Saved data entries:
※ ※ ※
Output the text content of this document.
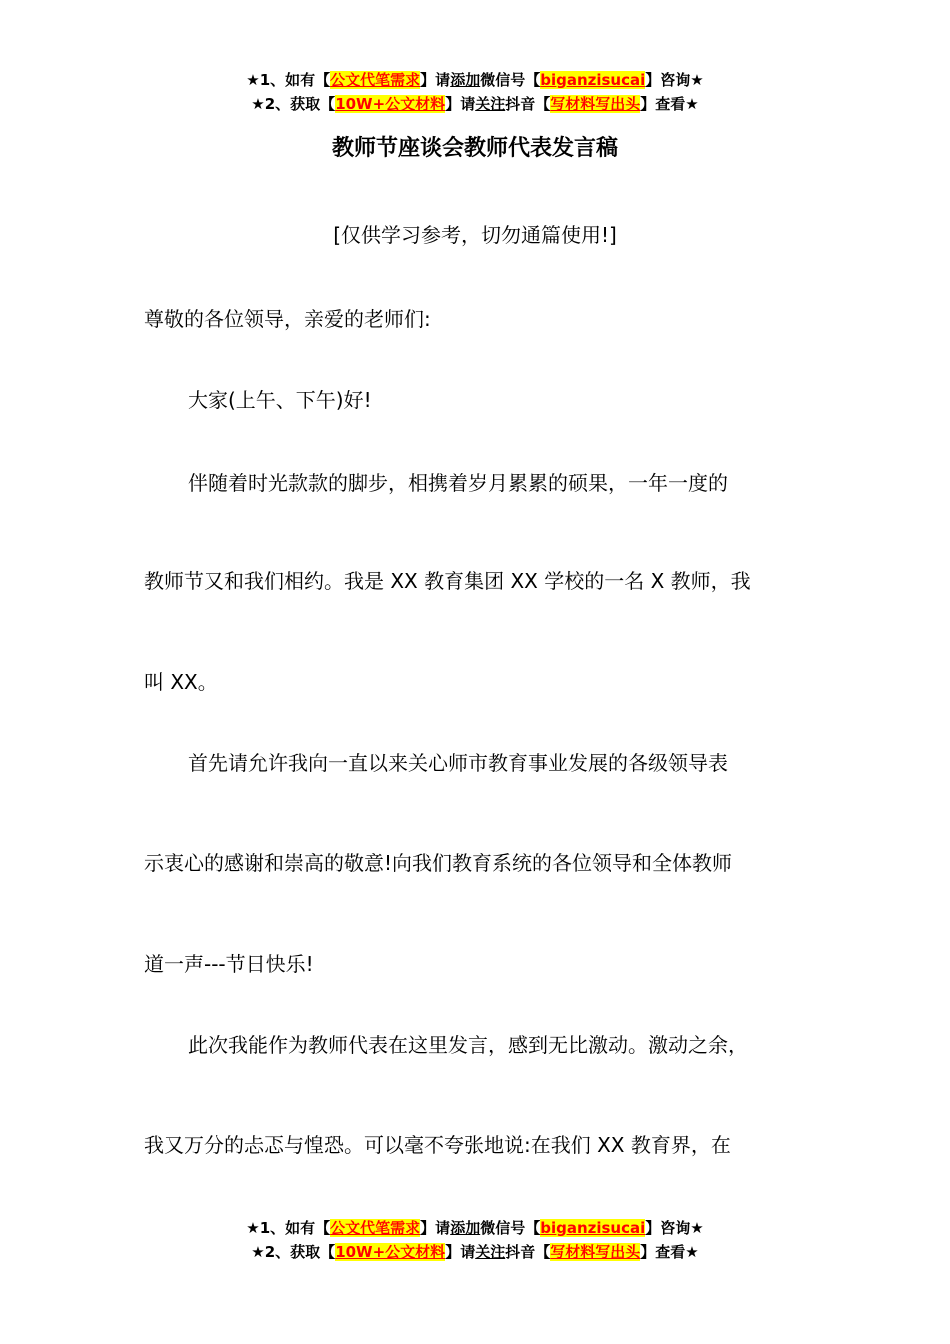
★1、如有【公文代笔需求】请添加微信号【biganzisucai】咨询★
★2、获取【10W+公文材料】请关注抖音【写材料写出头】查看★
教师节座谈会教师代表发言稿
[仅供学习参考，切勿通篇使用!]
尊敬的各位领导，亲爱的老师们:
大家(上午、下午)好!
伴随着时光款款的脚步，相携着岁月累累的硕果，一年一度的
教师节又和我们相约。我是 XX 教育集团 XX 学校的一名 X 教师，我
叫 XX。
首先请允许我向一直以来关心师市教育事业发展的各级领导表
示衷心的感谢和崇高的敬意!向我们教育系统的各位领导和全体教师
道一声---节日快乐!
此次我能作为教师代表在这里发言，感到无比激动。激动之余，
我又万分的忐忑与惶恐。可以毫不夸张地说:在我们 XX 教育界，在
★1、如有【公文代笔需求】请添加微信号【biganzisucai】咨询★
★2、获取【10W+公文材料】请关注抖音【写材料写出头】查看★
※ ※ ※
- [WHAT YOU ARE ASKED TO DO]: Copy the listing in full and without alteration, omitting every picture.

- [SOLUTION TO THIS EXERCISE]:
Output the text content of this document.
★1、如有【公文代笔需求】请添加微信号【biganzisucai】咨询★
★2、获取【10W+公文材料】请关注抖音【写材料写出头】查看★
教师节座谈会教师代表发言稿
[仅供学习参考，切勿通篇使用!]
尊敬的各位领导，亲爱的老师们:
大家(上午、下午)好!
伴随着时光款款的脚步，相携着岁月累累的硕果，一年一度的
教师节又和我们相约。我是 XX 教育集团 XX 学校的一名 X 教师，我
叫 XX。
首先请允许我向一直以来关心师市教育事业发展的各级领导表
示衷心的感谢和崇高的敬意!向我们教育系统的各位领导和全体教师
道一声---节日快乐!
此次我能作为教师代表在这里发言，感到无比激动。激动之余，
我又万分的忐忑与惶恐。可以毫不夸张地说:在我们 XX 教育界，在
★1、如有【公文代笔需求】请添加微信号【biganzisucai】咨询★
★2、获取【10W+公文材料】请关注抖音【写材料写出头】查看★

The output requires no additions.